_Task statement:_ What is the count of lines in the listing below that hold the string "label"? Reply with that number alone.

(Stored data entries)
════════════════════
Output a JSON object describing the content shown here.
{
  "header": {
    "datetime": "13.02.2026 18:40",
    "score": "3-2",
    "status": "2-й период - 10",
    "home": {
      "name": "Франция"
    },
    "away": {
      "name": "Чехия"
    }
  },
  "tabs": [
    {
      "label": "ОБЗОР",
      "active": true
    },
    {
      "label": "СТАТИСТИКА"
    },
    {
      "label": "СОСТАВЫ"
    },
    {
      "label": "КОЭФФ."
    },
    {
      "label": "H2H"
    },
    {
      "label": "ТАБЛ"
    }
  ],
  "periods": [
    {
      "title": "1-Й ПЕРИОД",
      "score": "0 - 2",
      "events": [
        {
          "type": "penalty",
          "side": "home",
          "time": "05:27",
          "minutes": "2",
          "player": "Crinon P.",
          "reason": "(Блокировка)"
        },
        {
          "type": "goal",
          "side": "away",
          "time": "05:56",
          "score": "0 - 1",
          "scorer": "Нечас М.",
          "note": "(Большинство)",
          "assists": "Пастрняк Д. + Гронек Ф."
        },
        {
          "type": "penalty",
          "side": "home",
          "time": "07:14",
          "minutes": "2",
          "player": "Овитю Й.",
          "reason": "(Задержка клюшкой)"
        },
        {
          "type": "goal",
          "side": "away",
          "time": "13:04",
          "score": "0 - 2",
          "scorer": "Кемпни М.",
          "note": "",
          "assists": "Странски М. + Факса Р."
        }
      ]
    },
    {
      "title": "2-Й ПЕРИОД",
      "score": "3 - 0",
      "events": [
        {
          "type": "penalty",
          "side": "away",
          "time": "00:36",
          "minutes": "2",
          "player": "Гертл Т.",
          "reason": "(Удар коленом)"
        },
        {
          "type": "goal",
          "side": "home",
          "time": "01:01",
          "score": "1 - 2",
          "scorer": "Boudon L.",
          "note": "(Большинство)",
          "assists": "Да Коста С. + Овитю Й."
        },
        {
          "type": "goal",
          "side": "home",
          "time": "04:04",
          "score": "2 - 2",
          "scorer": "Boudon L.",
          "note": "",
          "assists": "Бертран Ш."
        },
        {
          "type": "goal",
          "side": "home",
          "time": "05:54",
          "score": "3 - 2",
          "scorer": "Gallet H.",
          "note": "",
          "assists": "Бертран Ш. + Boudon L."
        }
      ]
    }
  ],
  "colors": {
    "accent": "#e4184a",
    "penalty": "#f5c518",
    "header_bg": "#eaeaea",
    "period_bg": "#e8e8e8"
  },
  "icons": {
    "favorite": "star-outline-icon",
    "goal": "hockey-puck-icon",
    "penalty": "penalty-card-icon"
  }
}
════════════════════
_Expected answer:_ 6